• WORK TO COMPLETE
Look for the word "chemokine" in the entries and copy every line where it shows up.

• GIVEN INFORMATION
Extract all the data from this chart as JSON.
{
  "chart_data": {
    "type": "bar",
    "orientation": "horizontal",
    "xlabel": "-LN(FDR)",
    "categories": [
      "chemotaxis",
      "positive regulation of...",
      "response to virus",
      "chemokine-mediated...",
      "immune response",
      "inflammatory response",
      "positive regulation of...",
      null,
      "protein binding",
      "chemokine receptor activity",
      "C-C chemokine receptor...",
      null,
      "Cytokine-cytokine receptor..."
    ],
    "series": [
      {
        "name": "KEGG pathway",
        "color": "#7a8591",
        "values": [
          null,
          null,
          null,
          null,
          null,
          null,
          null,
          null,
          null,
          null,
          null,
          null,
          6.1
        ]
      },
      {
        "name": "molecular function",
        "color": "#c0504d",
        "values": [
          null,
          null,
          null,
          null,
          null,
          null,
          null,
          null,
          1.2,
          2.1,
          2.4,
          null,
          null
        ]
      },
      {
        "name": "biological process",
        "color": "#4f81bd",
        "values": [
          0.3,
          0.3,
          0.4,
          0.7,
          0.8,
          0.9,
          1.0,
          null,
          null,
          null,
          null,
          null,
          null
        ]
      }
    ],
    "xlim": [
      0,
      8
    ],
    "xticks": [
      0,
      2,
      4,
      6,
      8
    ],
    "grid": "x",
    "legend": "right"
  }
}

• YOUR SOLUTION
      "chemokine-mediated...",
      "chemokine receptor activity",
      "C-C chemokine receptor...",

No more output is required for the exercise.